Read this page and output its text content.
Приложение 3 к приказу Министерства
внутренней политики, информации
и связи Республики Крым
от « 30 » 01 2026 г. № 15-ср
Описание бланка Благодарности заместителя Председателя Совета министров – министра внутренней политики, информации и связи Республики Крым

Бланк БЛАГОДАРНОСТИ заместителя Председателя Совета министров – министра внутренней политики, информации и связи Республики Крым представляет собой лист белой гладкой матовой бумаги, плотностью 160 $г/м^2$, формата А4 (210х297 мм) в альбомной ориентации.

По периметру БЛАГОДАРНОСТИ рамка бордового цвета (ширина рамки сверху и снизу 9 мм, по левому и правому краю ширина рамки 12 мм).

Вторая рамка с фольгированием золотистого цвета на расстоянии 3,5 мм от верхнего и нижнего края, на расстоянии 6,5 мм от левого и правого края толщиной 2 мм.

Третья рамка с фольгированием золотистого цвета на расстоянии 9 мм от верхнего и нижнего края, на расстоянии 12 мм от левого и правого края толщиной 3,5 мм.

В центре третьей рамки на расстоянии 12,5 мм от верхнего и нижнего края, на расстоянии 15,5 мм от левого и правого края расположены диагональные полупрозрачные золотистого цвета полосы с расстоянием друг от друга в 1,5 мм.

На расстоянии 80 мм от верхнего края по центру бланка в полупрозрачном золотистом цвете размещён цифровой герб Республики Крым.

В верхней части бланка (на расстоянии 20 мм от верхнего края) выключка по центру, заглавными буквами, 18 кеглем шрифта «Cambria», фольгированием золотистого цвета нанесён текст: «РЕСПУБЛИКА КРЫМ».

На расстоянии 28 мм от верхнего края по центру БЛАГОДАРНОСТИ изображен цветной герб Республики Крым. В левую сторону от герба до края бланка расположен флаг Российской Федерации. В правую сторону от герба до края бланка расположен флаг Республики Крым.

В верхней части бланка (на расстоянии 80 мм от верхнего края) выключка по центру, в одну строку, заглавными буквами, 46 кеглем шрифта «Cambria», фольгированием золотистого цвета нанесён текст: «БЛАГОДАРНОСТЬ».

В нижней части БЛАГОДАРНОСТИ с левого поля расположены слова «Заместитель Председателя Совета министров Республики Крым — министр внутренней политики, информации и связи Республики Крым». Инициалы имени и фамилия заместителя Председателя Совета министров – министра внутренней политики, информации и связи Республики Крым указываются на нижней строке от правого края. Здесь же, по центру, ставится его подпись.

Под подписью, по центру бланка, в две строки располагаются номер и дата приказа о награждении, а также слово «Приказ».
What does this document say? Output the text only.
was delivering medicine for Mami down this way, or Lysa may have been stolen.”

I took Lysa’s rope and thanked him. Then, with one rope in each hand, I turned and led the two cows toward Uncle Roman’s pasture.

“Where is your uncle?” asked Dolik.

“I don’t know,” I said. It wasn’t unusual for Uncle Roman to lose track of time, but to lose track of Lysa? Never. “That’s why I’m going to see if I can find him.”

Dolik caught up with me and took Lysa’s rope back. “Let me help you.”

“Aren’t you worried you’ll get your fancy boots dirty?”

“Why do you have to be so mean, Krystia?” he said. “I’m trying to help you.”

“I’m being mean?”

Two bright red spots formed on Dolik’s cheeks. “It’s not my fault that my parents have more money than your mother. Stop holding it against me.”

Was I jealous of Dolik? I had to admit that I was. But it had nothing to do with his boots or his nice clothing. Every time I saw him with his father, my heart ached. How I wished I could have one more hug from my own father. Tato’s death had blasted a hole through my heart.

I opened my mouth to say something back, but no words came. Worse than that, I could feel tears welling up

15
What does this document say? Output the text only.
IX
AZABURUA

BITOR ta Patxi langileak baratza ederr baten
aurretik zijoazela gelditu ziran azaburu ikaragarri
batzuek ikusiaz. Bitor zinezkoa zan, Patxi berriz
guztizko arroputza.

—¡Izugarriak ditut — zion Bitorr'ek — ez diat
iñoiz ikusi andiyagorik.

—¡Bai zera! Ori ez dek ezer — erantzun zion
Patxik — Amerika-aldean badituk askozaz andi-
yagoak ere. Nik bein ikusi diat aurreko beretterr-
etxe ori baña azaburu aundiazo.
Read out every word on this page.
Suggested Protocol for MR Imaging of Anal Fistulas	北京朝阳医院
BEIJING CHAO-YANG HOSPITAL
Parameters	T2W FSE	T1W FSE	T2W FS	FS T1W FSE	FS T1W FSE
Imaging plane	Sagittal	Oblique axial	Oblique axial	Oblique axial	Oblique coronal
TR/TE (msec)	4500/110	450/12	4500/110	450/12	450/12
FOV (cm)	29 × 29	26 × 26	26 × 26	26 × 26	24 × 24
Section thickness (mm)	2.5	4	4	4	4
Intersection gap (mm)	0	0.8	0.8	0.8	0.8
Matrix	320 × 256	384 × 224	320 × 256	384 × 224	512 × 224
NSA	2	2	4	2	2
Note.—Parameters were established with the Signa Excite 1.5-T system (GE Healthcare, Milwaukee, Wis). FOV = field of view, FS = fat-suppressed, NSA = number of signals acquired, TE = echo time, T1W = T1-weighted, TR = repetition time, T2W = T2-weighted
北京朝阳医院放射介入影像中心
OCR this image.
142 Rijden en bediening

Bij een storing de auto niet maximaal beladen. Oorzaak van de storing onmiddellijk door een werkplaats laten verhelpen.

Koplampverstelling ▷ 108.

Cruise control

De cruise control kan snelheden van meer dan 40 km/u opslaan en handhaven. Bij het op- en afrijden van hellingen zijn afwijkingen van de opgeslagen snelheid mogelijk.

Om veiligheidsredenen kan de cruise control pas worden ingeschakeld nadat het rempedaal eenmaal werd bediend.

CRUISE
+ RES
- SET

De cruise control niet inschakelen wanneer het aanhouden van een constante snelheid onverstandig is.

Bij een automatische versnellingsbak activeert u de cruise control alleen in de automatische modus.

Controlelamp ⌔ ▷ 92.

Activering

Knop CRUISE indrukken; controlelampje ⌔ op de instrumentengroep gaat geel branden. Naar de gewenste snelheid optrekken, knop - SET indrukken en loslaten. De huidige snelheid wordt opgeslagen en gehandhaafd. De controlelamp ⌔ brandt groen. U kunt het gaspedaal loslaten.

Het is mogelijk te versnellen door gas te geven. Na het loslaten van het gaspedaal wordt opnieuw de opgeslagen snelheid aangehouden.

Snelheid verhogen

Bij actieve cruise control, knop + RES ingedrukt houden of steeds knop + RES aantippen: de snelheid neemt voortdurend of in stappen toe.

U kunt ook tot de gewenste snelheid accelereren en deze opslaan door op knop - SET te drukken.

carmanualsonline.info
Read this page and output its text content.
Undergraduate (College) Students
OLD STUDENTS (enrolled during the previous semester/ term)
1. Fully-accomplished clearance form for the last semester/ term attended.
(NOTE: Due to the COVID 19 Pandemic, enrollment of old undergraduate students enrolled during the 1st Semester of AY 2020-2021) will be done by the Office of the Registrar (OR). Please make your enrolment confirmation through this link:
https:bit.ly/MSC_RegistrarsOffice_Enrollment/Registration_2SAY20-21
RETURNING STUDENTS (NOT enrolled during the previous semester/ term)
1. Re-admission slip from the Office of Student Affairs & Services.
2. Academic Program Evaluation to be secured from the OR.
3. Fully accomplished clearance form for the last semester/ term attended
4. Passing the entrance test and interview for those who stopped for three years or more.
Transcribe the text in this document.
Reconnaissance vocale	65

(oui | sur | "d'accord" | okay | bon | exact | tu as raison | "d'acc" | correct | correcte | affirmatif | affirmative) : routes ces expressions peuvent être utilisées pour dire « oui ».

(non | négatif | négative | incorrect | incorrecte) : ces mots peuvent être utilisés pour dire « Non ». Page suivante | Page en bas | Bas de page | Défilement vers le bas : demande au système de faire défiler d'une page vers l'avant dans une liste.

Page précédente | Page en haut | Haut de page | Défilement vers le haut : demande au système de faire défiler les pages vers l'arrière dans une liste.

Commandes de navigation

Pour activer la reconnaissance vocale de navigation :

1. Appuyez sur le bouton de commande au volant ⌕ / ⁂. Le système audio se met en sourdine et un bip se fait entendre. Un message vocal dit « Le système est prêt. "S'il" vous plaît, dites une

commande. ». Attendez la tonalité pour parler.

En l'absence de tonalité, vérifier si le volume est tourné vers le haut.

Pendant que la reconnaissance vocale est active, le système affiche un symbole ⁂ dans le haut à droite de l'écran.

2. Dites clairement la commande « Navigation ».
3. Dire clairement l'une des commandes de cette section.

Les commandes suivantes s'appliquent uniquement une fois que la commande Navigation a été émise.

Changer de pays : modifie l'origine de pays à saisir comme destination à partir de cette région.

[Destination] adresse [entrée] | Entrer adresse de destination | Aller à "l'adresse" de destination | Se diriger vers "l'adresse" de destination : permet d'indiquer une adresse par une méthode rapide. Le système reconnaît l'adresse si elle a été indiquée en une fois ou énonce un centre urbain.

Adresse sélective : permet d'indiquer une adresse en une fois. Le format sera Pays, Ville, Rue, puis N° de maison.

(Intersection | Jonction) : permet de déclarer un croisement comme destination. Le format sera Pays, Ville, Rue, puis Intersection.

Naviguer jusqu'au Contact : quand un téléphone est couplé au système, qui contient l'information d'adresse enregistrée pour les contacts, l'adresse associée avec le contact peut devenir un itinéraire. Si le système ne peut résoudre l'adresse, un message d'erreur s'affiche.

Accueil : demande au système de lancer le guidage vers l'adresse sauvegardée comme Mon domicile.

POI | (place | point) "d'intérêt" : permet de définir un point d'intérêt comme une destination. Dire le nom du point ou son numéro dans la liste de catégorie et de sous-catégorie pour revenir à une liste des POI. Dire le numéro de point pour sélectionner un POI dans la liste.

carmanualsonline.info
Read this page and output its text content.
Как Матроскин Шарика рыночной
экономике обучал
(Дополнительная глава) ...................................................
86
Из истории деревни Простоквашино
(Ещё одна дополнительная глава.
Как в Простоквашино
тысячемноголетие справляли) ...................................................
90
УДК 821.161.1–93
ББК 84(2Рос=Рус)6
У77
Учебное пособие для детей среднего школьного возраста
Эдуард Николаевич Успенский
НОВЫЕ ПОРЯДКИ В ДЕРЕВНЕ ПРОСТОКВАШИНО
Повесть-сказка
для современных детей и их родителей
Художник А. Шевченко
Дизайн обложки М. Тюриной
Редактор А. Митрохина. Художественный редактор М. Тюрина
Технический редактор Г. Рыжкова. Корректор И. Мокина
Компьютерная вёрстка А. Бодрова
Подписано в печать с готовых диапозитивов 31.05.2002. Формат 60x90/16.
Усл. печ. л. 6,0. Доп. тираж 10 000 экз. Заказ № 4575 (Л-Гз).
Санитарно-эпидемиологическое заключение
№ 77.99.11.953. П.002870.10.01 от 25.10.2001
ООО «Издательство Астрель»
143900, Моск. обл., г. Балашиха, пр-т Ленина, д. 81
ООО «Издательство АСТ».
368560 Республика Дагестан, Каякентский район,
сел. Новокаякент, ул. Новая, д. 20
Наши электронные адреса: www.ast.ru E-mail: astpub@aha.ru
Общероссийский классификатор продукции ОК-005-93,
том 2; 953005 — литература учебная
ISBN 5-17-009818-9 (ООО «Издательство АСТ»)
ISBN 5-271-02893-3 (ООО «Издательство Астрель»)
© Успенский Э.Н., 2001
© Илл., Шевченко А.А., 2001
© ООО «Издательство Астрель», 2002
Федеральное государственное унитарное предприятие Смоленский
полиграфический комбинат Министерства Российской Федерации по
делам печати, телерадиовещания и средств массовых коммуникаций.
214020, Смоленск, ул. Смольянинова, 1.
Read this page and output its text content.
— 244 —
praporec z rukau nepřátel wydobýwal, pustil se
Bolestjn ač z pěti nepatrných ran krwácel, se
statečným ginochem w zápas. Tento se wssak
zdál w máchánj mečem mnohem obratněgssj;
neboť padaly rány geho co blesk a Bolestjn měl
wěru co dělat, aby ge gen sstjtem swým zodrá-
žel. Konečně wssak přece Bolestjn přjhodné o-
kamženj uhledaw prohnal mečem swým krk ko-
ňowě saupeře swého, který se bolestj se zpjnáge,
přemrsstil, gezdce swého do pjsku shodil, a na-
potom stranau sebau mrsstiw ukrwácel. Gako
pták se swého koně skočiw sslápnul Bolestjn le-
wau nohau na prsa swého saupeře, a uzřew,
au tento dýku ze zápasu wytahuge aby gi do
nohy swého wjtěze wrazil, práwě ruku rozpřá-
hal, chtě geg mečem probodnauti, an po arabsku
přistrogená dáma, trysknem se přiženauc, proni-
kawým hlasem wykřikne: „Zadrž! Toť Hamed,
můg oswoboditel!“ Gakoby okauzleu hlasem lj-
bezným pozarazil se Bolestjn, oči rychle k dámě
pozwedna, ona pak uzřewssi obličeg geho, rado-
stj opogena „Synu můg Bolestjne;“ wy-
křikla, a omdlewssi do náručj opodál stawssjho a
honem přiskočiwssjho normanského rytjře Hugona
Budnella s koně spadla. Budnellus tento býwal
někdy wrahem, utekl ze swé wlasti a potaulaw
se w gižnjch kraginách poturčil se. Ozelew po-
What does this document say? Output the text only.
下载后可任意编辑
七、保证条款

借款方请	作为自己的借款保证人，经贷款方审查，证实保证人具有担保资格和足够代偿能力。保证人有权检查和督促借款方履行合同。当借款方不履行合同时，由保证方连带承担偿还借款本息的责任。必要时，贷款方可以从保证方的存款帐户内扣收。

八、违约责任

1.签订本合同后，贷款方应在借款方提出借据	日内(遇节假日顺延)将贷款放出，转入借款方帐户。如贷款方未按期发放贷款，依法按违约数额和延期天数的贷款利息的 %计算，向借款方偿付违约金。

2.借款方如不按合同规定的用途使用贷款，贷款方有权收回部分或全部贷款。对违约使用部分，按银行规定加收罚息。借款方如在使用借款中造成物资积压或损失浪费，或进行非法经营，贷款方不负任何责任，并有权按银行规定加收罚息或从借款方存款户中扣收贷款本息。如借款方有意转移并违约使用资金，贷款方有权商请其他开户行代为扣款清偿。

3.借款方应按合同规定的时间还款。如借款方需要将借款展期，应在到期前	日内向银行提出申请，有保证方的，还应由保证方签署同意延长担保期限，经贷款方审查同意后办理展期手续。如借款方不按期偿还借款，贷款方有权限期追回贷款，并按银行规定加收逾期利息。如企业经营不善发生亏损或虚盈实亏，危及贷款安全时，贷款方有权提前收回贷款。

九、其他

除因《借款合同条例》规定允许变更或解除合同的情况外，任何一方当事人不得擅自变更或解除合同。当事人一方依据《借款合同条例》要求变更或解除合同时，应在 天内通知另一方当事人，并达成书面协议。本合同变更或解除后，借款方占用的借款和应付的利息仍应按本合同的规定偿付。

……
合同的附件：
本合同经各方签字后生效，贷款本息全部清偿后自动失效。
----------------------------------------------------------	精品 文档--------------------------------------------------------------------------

__________________________________________________

◆ **Written problem**: From the records given above, copy all lines containing "Шевченко".

◆ **Written answer**:
Художник А. Шевченко
© Илл., Шевченко А.А., 2001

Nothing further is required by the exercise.